Retype every entry in its entirety, without alteration.

(Excerpt from a dataset)
===============

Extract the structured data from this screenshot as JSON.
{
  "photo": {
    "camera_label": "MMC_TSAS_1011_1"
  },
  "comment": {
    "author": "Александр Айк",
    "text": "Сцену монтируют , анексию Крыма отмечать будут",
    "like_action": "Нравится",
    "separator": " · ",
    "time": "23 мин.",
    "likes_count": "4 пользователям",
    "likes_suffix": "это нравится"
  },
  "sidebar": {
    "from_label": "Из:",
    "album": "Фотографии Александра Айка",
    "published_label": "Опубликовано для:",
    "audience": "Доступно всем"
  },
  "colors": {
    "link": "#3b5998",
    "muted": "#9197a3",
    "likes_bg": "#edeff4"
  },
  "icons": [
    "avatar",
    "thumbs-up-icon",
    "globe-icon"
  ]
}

===============

▶ **Solution to this exercise**
Extract the structured data from this screenshot as JSON.
{
  "photo": {
    "camera_label": "MMC_TSAS_1011_1"
  },
  "comment": {
    "author": "Александр Айк",
    "text": "Сцену монтируют , анексию Крыма отмечать будут",
    "like_action": "Нравится",
    "separator": " · ",
    "time": "23 мин.",
    "likes_count": "4 пользователям",
    "likes_suffix": "это нравится"
  },
  "sidebar": {
    "from_label": "Из:",
    "album": "Фотографии Александра Айка",
    "published_label": "Опубликовано для:",
    "audience": "Доступно всем"
  },
  "colors": {
    "link": "#3b5998",
    "muted": "#9197a3",
    "likes_bg": "#edeff4"
  },
  "icons": [
    "avatar",
    "thumbs-up-icon",
    "globe-icon"
  ]
}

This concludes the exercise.